__Document excerpt__.
How Katherine of Valois was wooed by Henry V. may be seen in Shakspeare. The record is probably as true as much that is penned down by those other poets, the chroniclers. She is the second Queen of England who passed from the couch of a king to that of a soldier; and Katherine founded a new line of sovereigns when she gave her hand to Owen Tudor. Like all Frenchwomen, she dressed with taste; and she deserved a better fate than to be left, as her body was, during so many years, a spectacle for sightseers in Westminster Abbey. Her corpse, removed from her tomb during repairs, in the reign of her grandson, Henry VII., was never restored. It became mummified, and, in a coffin with a loose lid, was open to the eye and touch. People kissed it for twopence, until the year in which Louis XVI. was beheaded, and thrones began to tumble. The Revolution showing to what complexion royalty might come, the body of Katherine was deemed no longer profitable as a morsel, nor indeed as an investment, to those self-denying men, the Dean and Chapter. At the end of the last century, when it became the fashion to sweep away kings and queens, and nobody would pay to see their wretchedly-dressed mummies, the body of Katherine of France was unceremoniously swept off, too, into the general dust-hole covered by Westminster Abbey.

__Records supplied__.
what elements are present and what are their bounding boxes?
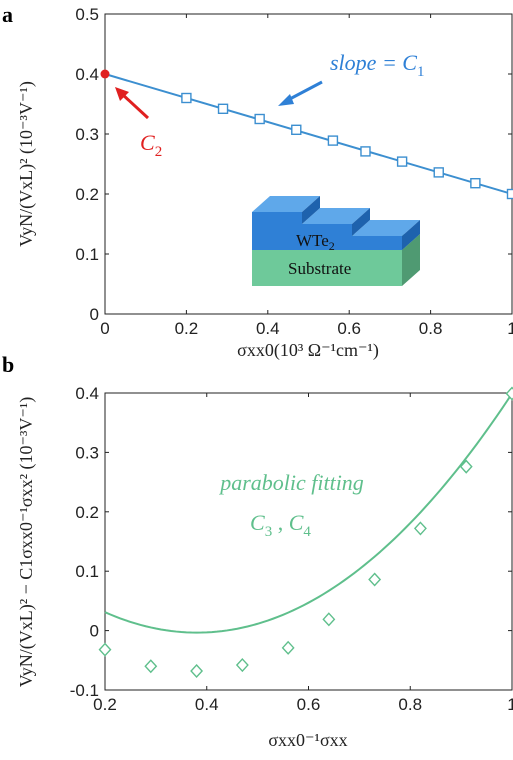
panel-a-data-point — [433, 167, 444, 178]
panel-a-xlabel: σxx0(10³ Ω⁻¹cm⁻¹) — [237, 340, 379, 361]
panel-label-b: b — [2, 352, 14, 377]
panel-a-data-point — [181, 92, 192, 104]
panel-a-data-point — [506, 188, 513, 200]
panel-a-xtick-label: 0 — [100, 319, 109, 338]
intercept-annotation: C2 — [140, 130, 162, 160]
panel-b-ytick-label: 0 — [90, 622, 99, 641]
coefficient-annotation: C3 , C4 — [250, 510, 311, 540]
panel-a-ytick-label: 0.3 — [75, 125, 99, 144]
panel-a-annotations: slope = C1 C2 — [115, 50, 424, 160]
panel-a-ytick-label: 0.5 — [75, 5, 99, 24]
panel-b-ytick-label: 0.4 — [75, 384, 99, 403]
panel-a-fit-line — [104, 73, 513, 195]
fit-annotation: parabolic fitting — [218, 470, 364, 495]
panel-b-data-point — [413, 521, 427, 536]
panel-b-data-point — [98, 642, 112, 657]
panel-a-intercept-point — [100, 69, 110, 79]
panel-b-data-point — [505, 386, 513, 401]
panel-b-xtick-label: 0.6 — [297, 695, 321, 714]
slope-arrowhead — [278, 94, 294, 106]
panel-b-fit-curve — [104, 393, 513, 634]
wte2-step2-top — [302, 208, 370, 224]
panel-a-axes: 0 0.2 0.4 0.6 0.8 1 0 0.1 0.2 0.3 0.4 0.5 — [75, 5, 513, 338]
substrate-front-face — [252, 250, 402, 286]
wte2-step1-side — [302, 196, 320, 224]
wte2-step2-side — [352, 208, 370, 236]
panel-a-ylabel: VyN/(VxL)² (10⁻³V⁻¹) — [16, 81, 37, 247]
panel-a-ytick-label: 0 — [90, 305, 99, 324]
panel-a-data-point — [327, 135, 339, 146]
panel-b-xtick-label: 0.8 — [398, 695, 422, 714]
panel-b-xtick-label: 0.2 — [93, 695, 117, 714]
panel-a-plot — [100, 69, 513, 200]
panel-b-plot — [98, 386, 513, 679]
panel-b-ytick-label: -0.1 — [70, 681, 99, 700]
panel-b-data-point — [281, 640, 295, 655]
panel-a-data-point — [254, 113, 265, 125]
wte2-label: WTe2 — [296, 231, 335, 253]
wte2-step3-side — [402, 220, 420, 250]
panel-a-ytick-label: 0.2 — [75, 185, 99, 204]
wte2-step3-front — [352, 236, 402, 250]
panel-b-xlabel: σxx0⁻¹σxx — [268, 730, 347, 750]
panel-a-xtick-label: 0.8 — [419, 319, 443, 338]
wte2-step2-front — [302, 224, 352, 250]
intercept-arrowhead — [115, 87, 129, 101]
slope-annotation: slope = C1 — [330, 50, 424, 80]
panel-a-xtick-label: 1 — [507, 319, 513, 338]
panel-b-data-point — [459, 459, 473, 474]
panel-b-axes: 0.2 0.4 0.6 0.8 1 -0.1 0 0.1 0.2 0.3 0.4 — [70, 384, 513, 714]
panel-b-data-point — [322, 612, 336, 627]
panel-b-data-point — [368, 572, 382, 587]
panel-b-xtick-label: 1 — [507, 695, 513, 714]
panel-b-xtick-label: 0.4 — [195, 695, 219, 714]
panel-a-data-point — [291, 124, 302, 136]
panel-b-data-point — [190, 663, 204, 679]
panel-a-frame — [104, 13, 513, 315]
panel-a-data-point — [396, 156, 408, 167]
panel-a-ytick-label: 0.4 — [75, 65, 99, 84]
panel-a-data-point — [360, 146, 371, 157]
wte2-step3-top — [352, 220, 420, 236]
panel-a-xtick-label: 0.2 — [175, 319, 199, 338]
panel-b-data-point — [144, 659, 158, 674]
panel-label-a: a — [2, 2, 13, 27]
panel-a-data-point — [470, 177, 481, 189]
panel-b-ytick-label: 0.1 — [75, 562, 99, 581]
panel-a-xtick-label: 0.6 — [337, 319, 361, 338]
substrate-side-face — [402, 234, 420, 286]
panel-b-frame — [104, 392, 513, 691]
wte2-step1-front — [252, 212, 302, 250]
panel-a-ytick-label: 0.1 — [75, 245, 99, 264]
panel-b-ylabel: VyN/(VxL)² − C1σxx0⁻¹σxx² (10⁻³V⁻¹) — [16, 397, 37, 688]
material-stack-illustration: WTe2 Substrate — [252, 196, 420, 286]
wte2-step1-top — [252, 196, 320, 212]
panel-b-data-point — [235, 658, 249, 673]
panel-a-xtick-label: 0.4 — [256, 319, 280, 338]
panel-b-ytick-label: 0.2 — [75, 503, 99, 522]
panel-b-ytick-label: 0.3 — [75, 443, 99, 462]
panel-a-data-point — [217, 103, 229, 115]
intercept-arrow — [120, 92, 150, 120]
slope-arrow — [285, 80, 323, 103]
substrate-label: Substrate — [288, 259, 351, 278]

__What is required__. Pick up the passage about Katherine of Valois after its last sentence and carry it on. The records were drawn from a different source than the text.

__Result for this exercise__.
When old King René married his daughter Margaret of Anjou to Henry VI., he did what many modern fathers do, and spent upon the festival a sum which would have served the bride and bridegroom for household expenses for a year. Margaret possessed little but the clothes in which she stood; and she remains known as the most indifferently clad and the worst-fated of all our sovereign ladies. But she was a woman of too much heart and intellect to care more about coifs and kirtles than they deserved.

It was one of her maids of honour, Elizabeth Woodville, who shared the throne of Edward IV.,—a mésalliance in every respect, and unfortunate to all parties. She however astonished the good people of Reading by the “bravery” of her attire, when she first appeared there as England’s Queen.

Anne of Warwick’s whole reign with Richard III. was one of almost uninterrupted sickness, and she more often wore the garb of the invalid than the costume of a queen. The daughter of Elizabeth Woodville, the good Elizabeth of York, wife of Henry VII., was a lady who was never better dressed than at her coronation banquet in Westminster Hall, where the King was a spectator and not a guest. She sat in a kirtle of purple velvet, furred with ermine bands in front; and the Lady Katherine Gray and Mistress Ditton went under the table, and sat at the Queen’s feet; while the Countesses of Oxford and Rivers knelt on each side, and now and then “held a kerchief before her Grace.” The milliners especially prayed for benison on this Queen, and justly; for never had the dressmakers so fair and so faithful a patroness. She was provident of what she well paid for; and Elizabeth did not think it beneath her to pay sixteen pence to her tailor, Robert Addington, “for mending eight gowns of divers colours, for the Queen’s Grace, at 2d. apiece.” She also occasionally pawned her plate, when she was pressed for money; but altogether she was not an improvident Queen.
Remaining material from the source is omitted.